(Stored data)
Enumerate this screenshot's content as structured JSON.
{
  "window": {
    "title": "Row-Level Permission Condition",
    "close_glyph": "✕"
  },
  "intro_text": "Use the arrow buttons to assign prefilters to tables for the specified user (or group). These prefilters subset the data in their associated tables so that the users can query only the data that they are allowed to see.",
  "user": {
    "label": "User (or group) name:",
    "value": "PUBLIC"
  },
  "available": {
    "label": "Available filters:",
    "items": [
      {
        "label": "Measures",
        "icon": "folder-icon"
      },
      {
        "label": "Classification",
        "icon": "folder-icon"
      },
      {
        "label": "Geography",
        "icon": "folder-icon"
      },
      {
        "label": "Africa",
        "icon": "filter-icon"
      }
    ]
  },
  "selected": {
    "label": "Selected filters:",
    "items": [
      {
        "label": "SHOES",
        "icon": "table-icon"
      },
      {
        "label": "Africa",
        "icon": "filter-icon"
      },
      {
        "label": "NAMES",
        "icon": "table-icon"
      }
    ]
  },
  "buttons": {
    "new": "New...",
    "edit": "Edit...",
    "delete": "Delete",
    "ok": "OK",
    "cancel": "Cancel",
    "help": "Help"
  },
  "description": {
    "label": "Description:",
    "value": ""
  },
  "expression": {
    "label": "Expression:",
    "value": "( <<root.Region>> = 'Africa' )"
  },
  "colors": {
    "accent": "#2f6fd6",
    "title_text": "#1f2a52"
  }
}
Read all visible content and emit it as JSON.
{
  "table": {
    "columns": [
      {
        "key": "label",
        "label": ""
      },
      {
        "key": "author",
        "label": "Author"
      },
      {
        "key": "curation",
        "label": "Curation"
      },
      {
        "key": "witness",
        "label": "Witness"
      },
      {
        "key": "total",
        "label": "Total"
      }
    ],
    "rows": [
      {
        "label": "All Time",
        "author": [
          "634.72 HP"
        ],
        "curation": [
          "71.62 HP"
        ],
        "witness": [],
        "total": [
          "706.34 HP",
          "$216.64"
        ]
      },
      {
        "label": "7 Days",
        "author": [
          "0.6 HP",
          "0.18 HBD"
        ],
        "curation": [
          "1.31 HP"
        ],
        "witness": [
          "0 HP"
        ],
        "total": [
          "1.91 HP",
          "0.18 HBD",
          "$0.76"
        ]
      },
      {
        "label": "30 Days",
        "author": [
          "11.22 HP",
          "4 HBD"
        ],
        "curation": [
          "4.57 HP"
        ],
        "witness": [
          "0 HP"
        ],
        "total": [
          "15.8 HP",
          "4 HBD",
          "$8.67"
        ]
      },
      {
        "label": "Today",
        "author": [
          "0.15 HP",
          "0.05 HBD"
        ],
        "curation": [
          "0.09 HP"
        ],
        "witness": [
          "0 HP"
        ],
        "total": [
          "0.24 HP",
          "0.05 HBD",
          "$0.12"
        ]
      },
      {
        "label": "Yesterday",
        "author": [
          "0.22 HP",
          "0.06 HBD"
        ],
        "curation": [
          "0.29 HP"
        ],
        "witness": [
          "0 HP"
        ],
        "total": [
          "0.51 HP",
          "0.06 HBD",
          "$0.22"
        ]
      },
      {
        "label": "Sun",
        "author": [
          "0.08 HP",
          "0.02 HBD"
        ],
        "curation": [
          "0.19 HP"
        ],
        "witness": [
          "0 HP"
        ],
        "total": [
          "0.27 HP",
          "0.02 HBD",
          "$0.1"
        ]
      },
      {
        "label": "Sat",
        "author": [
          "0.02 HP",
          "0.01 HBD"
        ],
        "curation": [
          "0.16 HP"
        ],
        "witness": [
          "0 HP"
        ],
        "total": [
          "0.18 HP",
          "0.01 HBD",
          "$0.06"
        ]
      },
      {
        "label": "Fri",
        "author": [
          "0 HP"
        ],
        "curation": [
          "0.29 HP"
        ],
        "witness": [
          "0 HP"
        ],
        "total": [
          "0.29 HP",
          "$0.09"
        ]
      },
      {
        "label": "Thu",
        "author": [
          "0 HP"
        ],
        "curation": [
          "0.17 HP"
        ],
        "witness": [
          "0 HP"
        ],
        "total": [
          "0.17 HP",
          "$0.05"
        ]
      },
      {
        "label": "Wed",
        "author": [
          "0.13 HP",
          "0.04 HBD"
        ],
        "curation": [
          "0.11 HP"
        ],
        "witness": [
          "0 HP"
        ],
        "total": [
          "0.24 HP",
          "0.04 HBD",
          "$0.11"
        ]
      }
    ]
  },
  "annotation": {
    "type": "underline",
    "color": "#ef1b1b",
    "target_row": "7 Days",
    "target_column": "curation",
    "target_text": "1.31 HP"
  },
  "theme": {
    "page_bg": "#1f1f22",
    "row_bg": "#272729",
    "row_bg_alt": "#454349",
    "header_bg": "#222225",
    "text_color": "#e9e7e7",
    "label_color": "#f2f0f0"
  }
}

— Task brief —
Transcribe the data. Leave every line exactly as it is.

— Solution for this problem —
Enumerate this screenshot's content as structured JSON.
{
  "window": {
    "title": "Row-Level Permission Condition",
    "close_glyph": "✕"
  },
  "intro_text": "Use the arrow buttons to assign prefilters to tables for the specified user (or group). These prefilters subset the data in their associated tables so that the users can query only the data that they are allowed to see.",
  "user": {
    "label": "User (or group) name:",
    "value": "PUBLIC"
  },
  "available": {
    "label": "Available filters:",
    "items": [
      {
        "label": "Measures",
        "icon": "folder-icon"
      },
      {
        "label": "Classification",
        "icon": "folder-icon"
      },
      {
        "label": "Geography",
        "icon": "folder-icon"
      },
      {
        "label": "Africa",
        "icon": "filter-icon"
      }
    ]
  },
  "selected": {
    "label": "Selected filters:",
    "items": [
      {
        "label": "SHOES",
        "icon": "table-icon"
      },
      {
        "label": "Africa",
        "icon": "filter-icon"
      },
      {
        "label": "NAMES",
        "icon": "table-icon"
      }
    ]
  },
  "buttons": {
    "new": "New...",
    "edit": "Edit...",
    "delete": "Delete",
    "ok": "OK",
    "cancel": "Cancel",
    "help": "Help"
  },
  "description": {
    "label": "Description:",
    "value": ""
  },
  "expression": {
    "label": "Expression:",
    "value": "( <<root.Region>> = 'Africa' )"
  },
  "colors": {
    "accent": "#2f6fd6",
    "title_text": "#1f2a52"
  }
}
Read all visible content and emit it as JSON.
{
  "table": {
    "columns": [
      {
        "key": "label",
        "label": ""
      },
      {
        "key": "author",
        "label": "Author"
      },
      {
        "key": "curation",
        "label": "Curation"
      },
      {
        "key": "witness",
        "label": "Witness"
      },
      {
        "key": "total",
        "label": "Total"
      }
    ],
    "rows": [
      {
        "label": "All Time",
        "author": [
          "634.72 HP"
        ],
        "curation": [
          "71.62 HP"
        ],
        "witness": [],
        "total": [
          "706.34 HP",
          "$216.64"
        ]
      },
      {
        "label": "7 Days",
        "author": [
          "0.6 HP",
          "0.18 HBD"
        ],
        "curation": [
          "1.31 HP"
        ],
        "witness": [
          "0 HP"
        ],
        "total": [
          "1.91 HP",
          "0.18 HBD",
          "$0.76"
        ]
      },
      {
        "label": "30 Days",
        "author": [
          "11.22 HP",
          "4 HBD"
        ],
        "curation": [
          "4.57 HP"
        ],
        "witness": [
          "0 HP"
        ],
        "total": [
          "15.8 HP",
          "4 HBD",
          "$8.67"
        ]
      },
      {
        "label": "Today",
        "author": [
          "0.15 HP",
          "0.05 HBD"
        ],
        "curation": [
          "0.09 HP"
        ],
        "witness": [
          "0 HP"
        ],
        "total": [
          "0.24 HP",
          "0.05 HBD",
          "$0.12"
        ]
      },
      {
        "label": "Yesterday",
        "author": [
          "0.22 HP",
          "0.06 HBD"
        ],
        "curation": [
          "0.29 HP"
        ],
        "witness": [
          "0 HP"
        ],
        "total": [
          "0.51 HP",
          "0.06 HBD",
          "$0.22"
        ]
      },
      {
        "label": "Sun",
        "author": [
          "0.08 HP",
          "0.02 HBD"
        ],
        "curation": [
          "0.19 HP"
        ],
        "witness": [
          "0 HP"
        ],
        "total": [
          "0.27 HP",
          "0.02 HBD",
          "$0.1"
        ]
      },
      {
        "label": "Sat",
        "author": [
          "0.02 HP",
          "0.01 HBD"
        ],
        "curation": [
          "0.16 HP"
        ],
        "witness": [
          "0 HP"
        ],
        "total": [
          "0.18 HP",
          "0.01 HBD",
          "$0.06"
        ]
      },
      {
        "label": "Fri",
        "author": [
          "0 HP"
        ],
        "curation": [
          "0.29 HP"
        ],
        "witness": [
          "0 HP"
        ],
        "total": [
          "0.29 HP",
          "$0.09"
        ]
      },
      {
        "label": "Thu",
        "author": [
          "0 HP"
        ],
        "curation": [
          "0.17 HP"
        ],
        "witness": [
          "0 HP"
        ],
        "total": [
          "0.17 HP",
          "$0.05"
        ]
      },
      {
        "label": "Wed",
        "author": [
          "0.13 HP",
          "0.04 HBD"
        ],
        "curation": [
          "0.11 HP"
        ],
        "witness": [
          "0 HP"
        ],
        "total": [
          "0.24 HP",
          "0.04 HBD",
          "$0.11"
        ]
      }
    ]
  },
  "annotation": {
    "type": "underline",
    "color": "#ef1b1b",
    "target_row": "7 Days",
    "target_column": "curation",
    "target_text": "1.31 HP"
  },
  "theme": {
    "page_bg": "#1f1f22",
    "row_bg": "#272729",
    "row_bg_alt": "#454349",
    "header_bg": "#222225",
    "text_color": "#e9e7e7",
    "label_color": "#f2f0f0"
  }
}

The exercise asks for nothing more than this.